■ Supplied records:
»»
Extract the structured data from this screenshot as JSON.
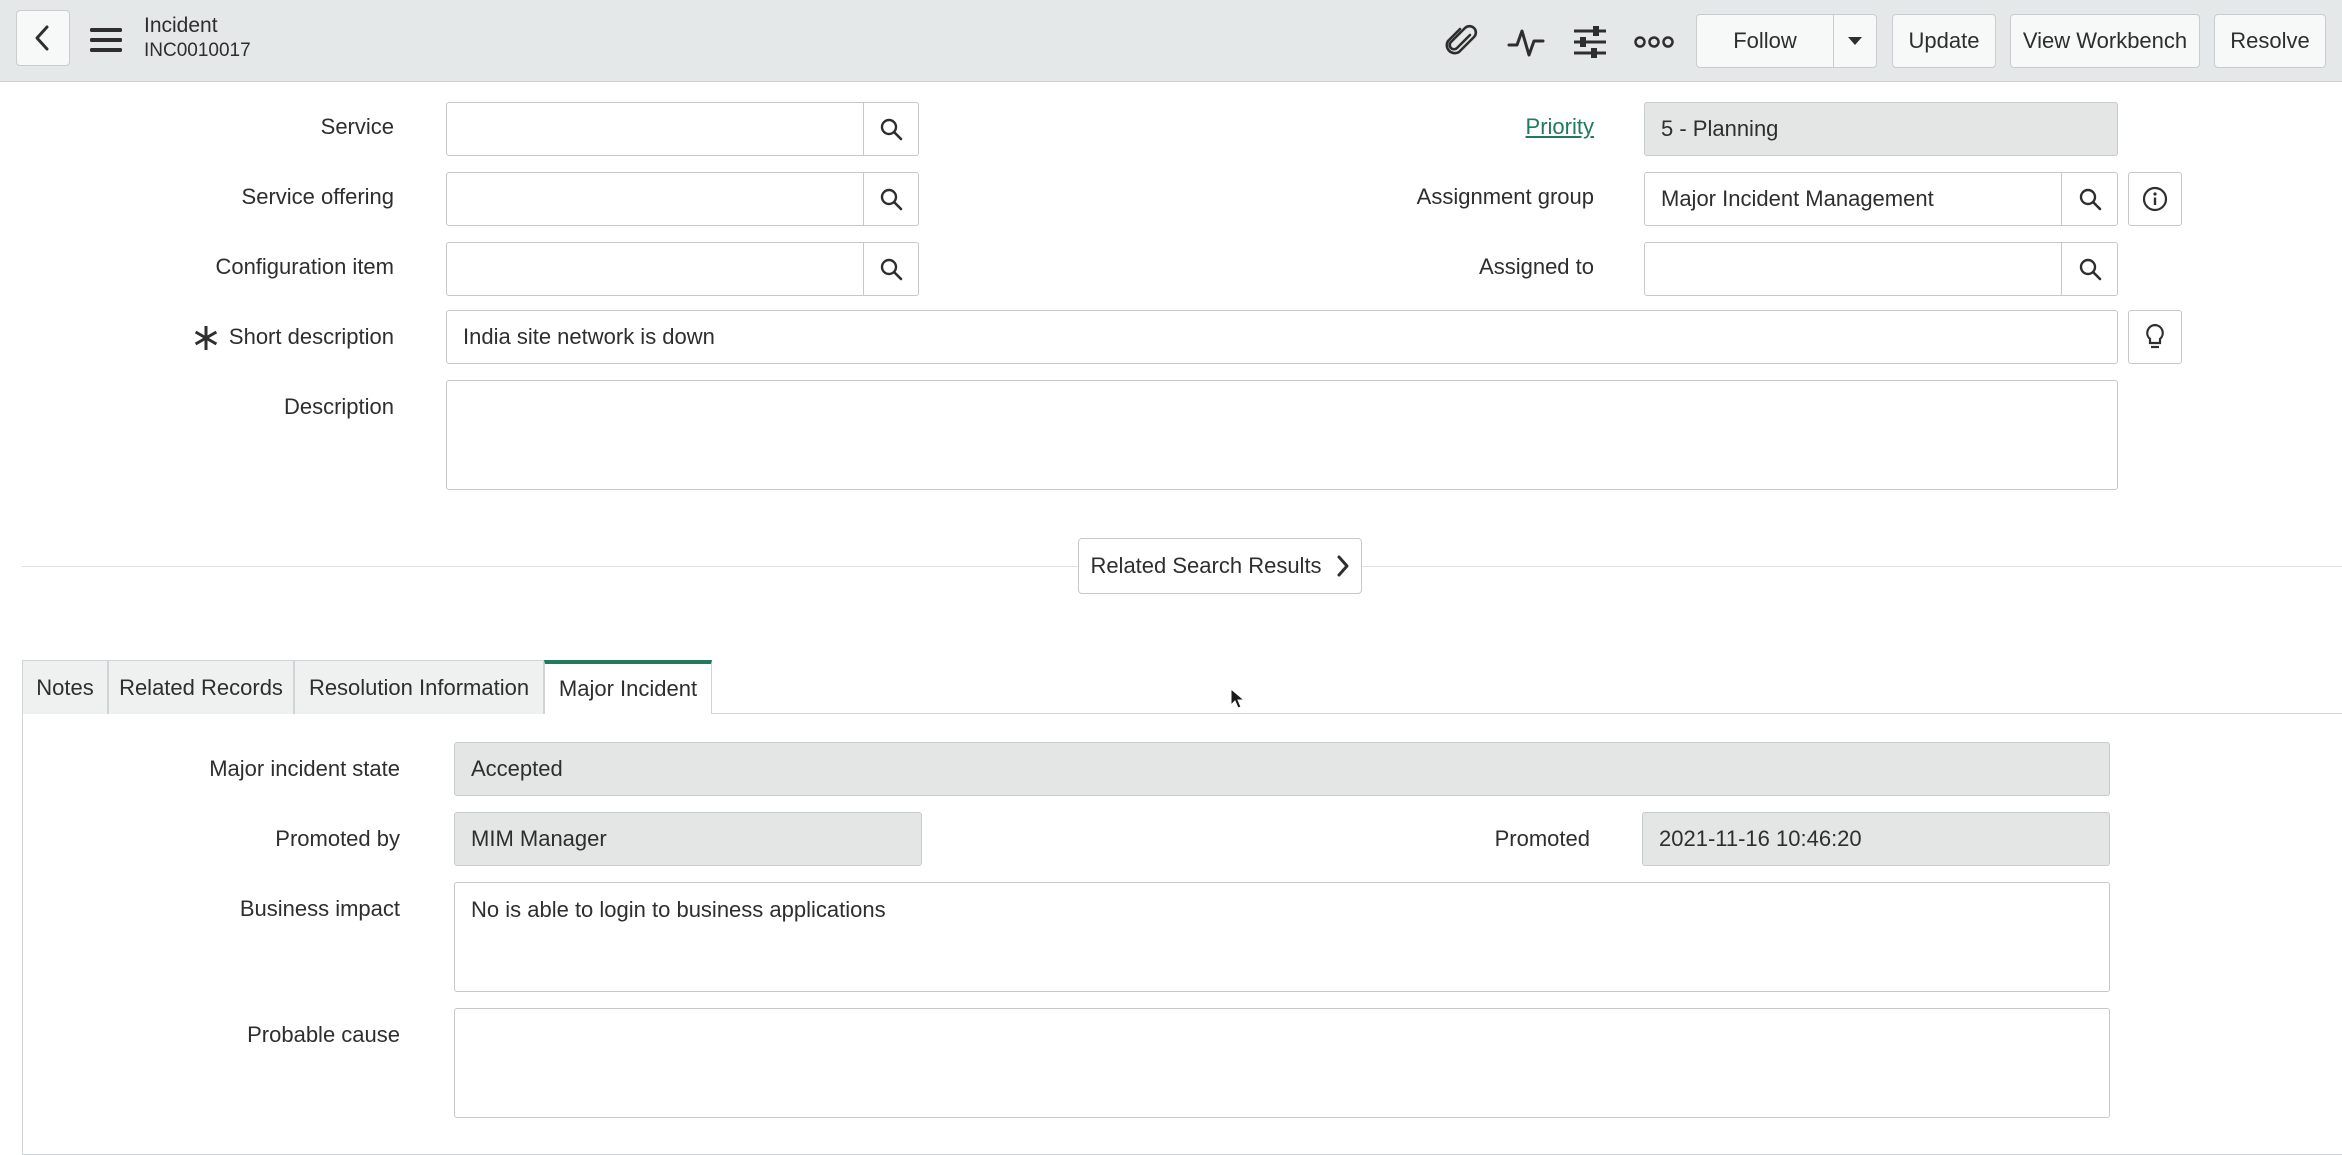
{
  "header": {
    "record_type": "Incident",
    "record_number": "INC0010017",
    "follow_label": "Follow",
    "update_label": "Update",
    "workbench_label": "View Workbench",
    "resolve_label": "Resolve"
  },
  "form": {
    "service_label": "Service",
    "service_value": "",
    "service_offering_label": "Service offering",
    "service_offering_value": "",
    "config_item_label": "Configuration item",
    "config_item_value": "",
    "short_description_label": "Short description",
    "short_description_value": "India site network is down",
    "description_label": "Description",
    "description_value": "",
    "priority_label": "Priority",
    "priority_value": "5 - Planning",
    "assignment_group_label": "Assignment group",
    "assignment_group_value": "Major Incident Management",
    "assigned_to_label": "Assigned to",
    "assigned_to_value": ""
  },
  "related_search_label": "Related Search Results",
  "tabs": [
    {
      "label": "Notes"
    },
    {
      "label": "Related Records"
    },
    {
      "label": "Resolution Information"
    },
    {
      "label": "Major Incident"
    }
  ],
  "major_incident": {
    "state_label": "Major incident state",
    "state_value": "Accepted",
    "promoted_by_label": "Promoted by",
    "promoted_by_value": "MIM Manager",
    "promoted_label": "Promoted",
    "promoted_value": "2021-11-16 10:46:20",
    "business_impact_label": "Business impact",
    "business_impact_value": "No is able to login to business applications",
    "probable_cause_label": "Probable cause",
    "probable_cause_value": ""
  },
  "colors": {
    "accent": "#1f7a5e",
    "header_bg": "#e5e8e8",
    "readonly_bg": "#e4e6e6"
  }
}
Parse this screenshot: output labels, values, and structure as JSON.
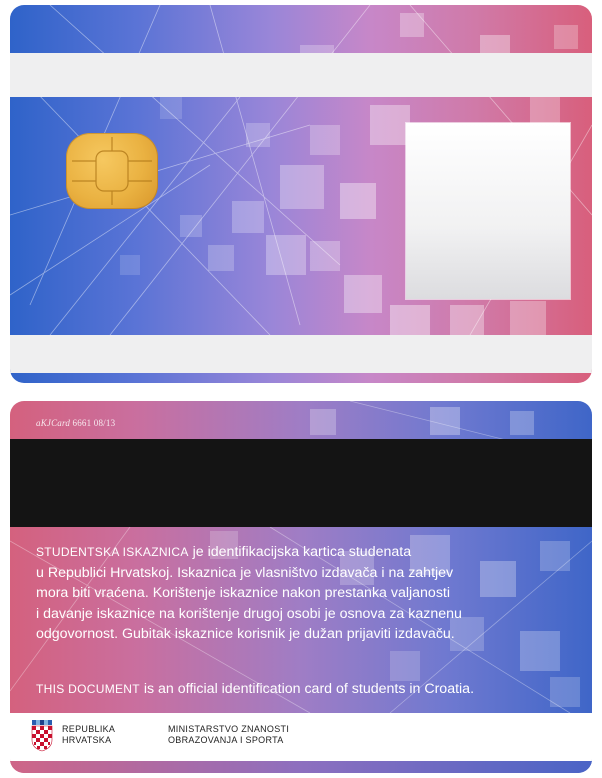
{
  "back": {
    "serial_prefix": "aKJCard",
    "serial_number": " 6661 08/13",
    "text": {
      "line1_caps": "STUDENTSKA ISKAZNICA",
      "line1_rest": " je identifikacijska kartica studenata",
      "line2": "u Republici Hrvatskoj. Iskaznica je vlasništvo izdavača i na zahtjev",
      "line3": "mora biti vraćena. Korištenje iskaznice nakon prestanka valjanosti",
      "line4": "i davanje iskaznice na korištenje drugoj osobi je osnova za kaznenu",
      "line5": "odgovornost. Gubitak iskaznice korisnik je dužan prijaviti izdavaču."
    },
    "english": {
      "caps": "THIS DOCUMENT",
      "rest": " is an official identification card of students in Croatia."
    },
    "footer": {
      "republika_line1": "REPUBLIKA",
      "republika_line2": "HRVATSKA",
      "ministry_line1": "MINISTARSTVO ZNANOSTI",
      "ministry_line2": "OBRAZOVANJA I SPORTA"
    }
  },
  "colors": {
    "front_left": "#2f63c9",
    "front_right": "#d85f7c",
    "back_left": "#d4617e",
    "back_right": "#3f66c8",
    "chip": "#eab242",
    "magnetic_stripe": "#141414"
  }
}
««
■ Short problem:
Reproduce each line exactly, please, except for any pictures.

■ Response to the task:
Extract the structured data from this screenshot as JSON.
{
  "header": {
    "record_type": "Incident",
    "record_number": "INC0010017",
    "follow_label": "Follow",
    "update_label": "Update",
    "workbench_label": "View Workbench",
    "resolve_label": "Resolve"
  },
  "form": {
    "service_label": "Service",
    "service_value": "",
    "service_offering_label": "Service offering",
    "service_offering_value": "",
    "config_item_label": "Configuration item",
    "config_item_value": "",
    "short_description_label": "Short description",
    "short_description_value": "India site network is down",
    "description_label": "Description",
    "description_value": "",
    "priority_label": "Priority",
    "priority_value": "5 - Planning",
    "assignment_group_label": "Assignment group",
    "assignment_group_value": "Major Incident Management",
    "assigned_to_label": "Assigned to",
    "assigned_to_value": ""
  },
  "related_search_label": "Related Search Results",
  "tabs": [
    {
      "label": "Notes"
    },
    {
      "label": "Related Records"
    },
    {
      "label": "Resolution Information"
    },
    {
      "label": "Major Incident"
    }
  ],
  "major_incident": {
    "state_label": "Major incident state",
    "state_value": "Accepted",
    "promoted_by_label": "Promoted by",
    "promoted_by_value": "MIM Manager",
    "promoted_label": "Promoted",
    "promoted_value": "2021-11-16 10:46:20",
    "business_impact_label": "Business impact",
    "business_impact_value": "No is able to login to business applications",
    "probable_cause_label": "Probable cause",
    "probable_cause_value": ""
  },
  "colors": {
    "accent": "#1f7a5e",
    "header_bg": "#e5e8e8",
    "readonly_bg": "#e4e6e6"
  }
}
Parse this screenshot: output labels, values, and structure as JSON.
{
  "back": {
    "serial_prefix": "aKJCard",
    "serial_number": " 6661 08/13",
    "text": {
      "line1_caps": "STUDENTSKA ISKAZNICA",
      "line1_rest": " je identifikacijska kartica studenata",
      "line2": "u Republici Hrvatskoj. Iskaznica je vlasništvo izdavača i na zahtjev",
      "line3": "mora biti vraćena. Korištenje iskaznice nakon prestanka valjanosti",
      "line4": "i davanje iskaznice na korištenje drugoj osobi je osnova za kaznenu",
      "line5": "odgovornost. Gubitak iskaznice korisnik je dužan prijaviti izdavaču."
    },
    "english": {
      "caps": "THIS DOCUMENT",
      "rest": " is an official identification card of students in Croatia."
    },
    "footer": {
      "republika_line1": "REPUBLIKA",
      "republika_line2": "HRVATSKA",
      "ministry_line1": "MINISTARSTVO ZNANOSTI",
      "ministry_line2": "OBRAZOVANJA I SPORTA"
    }
  },
  "colors": {
    "front_left": "#2f63c9",
    "front_right": "#d85f7c",
    "back_left": "#d4617e",
    "back_right": "#3f66c8",
    "chip": "#eab242",
    "magnetic_stripe": "#141414"
  }
}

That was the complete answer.